## Aim
Using the listing below, give the number of lines where "našeho" appears, and nothing else.
** begin Entries **
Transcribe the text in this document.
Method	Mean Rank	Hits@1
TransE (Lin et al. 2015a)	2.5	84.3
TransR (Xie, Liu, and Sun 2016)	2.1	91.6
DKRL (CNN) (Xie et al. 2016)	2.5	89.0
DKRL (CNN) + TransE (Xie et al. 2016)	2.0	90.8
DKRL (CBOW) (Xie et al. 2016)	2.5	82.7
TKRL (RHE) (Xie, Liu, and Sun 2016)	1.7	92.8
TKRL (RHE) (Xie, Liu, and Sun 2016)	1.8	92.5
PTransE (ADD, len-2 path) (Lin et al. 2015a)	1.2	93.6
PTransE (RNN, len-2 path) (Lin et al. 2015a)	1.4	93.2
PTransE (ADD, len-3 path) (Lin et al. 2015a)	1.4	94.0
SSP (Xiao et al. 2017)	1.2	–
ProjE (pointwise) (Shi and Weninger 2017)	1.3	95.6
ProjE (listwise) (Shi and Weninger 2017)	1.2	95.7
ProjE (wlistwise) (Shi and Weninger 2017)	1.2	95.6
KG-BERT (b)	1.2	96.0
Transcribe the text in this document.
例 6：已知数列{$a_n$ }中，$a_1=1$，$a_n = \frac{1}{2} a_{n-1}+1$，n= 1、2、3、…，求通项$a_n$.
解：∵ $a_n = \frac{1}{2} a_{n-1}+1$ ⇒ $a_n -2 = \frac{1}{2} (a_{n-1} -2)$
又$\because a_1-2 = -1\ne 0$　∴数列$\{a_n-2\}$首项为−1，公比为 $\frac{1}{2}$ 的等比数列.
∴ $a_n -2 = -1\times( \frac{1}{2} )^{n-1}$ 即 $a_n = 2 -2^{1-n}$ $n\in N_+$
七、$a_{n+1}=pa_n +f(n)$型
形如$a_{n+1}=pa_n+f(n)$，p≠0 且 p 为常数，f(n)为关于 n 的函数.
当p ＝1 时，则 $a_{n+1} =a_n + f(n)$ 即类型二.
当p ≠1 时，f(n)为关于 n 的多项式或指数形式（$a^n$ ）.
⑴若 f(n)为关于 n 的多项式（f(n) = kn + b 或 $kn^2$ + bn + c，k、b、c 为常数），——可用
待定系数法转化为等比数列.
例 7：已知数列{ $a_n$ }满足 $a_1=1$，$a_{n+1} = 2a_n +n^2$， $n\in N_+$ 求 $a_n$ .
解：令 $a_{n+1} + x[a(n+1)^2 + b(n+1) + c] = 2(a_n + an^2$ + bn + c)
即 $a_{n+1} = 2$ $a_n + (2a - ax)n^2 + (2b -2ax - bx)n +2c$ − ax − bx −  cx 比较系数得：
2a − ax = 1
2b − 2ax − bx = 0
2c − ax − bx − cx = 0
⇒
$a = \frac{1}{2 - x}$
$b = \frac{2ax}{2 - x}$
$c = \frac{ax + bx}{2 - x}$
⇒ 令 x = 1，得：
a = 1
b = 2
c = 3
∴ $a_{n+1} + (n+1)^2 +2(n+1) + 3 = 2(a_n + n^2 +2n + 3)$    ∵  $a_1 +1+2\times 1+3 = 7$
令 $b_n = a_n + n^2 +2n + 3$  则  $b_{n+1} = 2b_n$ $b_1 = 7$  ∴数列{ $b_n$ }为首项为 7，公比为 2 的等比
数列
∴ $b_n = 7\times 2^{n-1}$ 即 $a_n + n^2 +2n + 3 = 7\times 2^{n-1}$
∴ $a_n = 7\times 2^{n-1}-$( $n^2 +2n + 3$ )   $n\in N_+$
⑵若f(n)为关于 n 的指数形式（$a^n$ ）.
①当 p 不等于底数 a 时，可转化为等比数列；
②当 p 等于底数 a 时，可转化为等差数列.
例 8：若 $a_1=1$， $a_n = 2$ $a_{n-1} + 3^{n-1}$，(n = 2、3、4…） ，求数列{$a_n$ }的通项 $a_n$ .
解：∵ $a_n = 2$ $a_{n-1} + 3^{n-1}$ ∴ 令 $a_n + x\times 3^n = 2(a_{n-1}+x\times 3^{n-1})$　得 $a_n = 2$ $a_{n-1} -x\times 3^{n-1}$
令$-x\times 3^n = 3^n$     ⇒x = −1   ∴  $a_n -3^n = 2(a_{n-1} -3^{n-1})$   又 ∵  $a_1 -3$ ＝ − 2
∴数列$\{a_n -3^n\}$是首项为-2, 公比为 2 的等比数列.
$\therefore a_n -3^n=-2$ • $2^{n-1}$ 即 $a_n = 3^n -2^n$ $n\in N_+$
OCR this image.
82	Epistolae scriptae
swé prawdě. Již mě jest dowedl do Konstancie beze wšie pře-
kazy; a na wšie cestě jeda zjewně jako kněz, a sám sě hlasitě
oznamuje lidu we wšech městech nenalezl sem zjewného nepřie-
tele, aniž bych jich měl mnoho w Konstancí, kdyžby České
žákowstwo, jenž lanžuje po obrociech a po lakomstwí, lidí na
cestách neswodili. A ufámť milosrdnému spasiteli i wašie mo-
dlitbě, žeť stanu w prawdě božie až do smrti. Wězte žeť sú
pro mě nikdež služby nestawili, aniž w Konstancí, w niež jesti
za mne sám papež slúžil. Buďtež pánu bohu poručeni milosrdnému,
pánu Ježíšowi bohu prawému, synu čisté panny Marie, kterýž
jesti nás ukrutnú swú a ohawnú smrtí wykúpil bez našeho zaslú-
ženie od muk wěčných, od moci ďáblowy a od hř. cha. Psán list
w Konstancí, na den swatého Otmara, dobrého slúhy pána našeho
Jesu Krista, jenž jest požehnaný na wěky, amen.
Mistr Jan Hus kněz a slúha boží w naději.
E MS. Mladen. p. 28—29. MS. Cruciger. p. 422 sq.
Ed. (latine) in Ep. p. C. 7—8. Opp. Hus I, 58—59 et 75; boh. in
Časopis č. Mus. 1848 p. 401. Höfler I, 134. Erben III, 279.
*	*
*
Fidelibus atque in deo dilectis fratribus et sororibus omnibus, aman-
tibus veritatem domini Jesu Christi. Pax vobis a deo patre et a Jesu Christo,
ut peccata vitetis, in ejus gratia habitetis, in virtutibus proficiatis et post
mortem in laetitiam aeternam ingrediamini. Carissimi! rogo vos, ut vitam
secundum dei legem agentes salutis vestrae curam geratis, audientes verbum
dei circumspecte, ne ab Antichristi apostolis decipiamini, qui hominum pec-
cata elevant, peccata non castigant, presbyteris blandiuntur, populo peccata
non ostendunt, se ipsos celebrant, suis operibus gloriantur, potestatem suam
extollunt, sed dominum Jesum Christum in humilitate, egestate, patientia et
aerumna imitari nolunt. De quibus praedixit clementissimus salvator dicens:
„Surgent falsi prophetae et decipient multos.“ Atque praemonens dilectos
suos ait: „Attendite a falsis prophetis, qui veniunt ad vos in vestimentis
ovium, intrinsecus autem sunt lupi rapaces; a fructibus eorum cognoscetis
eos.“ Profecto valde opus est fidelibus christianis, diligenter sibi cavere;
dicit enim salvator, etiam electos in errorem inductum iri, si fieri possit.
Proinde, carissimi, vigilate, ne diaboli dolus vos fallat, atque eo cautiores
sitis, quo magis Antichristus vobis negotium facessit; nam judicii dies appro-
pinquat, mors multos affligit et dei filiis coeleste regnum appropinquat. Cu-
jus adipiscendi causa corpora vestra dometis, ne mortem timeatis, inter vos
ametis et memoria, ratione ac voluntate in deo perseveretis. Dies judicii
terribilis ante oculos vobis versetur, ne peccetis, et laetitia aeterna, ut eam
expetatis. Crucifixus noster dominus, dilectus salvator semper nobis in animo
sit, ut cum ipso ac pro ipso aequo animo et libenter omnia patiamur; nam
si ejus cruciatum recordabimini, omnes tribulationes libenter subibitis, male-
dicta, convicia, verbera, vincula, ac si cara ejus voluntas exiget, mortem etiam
** end Entries **
## Task answer
2